**The request:**
Check each line of the listing below for the string "machine", and copy the ones that have it.

**Data for this exercise:**

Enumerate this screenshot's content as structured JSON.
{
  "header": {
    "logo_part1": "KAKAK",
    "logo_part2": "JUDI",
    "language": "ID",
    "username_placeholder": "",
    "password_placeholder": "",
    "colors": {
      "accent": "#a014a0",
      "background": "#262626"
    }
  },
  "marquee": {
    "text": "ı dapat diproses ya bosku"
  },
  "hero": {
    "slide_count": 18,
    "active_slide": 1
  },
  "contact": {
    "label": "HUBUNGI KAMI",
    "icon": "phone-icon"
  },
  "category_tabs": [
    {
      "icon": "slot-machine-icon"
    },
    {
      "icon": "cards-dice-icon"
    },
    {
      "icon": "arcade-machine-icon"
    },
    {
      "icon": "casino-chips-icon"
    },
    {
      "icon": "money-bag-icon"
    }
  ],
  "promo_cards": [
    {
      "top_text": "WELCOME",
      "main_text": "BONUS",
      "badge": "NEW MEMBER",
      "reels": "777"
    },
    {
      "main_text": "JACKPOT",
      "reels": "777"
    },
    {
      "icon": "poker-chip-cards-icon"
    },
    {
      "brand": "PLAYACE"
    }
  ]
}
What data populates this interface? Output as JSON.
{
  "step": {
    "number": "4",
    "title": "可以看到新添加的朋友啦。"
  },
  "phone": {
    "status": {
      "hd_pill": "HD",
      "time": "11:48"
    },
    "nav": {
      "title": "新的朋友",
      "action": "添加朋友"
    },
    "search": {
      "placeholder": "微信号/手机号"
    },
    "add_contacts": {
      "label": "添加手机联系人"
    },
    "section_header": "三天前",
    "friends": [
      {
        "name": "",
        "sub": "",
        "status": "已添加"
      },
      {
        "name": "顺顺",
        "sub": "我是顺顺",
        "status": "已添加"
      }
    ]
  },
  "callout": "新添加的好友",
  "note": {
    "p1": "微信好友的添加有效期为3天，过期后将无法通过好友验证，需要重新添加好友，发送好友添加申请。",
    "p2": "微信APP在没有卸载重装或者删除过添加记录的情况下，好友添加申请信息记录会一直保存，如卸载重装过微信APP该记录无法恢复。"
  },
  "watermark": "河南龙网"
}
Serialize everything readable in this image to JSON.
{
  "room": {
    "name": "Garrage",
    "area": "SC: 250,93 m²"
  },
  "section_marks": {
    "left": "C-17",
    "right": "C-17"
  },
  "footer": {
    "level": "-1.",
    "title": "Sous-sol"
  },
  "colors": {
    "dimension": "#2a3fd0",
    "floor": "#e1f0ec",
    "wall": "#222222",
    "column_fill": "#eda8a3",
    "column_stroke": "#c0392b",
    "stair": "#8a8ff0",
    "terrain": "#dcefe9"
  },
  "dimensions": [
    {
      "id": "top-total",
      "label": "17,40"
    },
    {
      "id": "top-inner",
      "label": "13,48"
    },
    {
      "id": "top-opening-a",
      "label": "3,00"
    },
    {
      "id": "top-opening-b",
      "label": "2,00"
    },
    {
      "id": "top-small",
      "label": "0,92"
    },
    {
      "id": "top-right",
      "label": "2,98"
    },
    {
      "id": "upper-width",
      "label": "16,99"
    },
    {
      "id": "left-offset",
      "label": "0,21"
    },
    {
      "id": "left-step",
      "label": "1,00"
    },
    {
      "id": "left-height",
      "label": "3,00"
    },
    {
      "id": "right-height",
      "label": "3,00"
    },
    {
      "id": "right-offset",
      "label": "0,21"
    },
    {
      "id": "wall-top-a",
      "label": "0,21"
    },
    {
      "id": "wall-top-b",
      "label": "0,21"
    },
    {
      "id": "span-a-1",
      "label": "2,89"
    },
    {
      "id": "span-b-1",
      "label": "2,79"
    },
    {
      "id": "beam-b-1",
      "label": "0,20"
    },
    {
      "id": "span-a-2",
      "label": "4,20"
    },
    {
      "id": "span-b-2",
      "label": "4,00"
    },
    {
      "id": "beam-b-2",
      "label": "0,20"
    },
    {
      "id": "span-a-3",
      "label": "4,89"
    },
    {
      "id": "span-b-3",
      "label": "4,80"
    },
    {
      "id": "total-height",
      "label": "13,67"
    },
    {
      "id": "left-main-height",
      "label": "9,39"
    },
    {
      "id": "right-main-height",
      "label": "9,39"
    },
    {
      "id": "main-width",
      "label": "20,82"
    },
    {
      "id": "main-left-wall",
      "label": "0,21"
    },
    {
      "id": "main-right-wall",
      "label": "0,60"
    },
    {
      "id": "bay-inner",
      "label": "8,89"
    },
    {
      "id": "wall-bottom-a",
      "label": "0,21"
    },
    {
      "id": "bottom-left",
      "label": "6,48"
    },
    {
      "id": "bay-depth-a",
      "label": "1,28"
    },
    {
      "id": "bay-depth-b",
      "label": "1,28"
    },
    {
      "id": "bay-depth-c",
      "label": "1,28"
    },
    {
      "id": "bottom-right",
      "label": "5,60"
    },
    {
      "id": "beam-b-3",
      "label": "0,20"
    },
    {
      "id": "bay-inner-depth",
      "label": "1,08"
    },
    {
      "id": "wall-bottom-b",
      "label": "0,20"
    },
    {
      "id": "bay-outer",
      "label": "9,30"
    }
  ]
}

**Result for this exercise:**
      "icon": "slot-machine-icon"
      "icon": "arcade-machine-icon"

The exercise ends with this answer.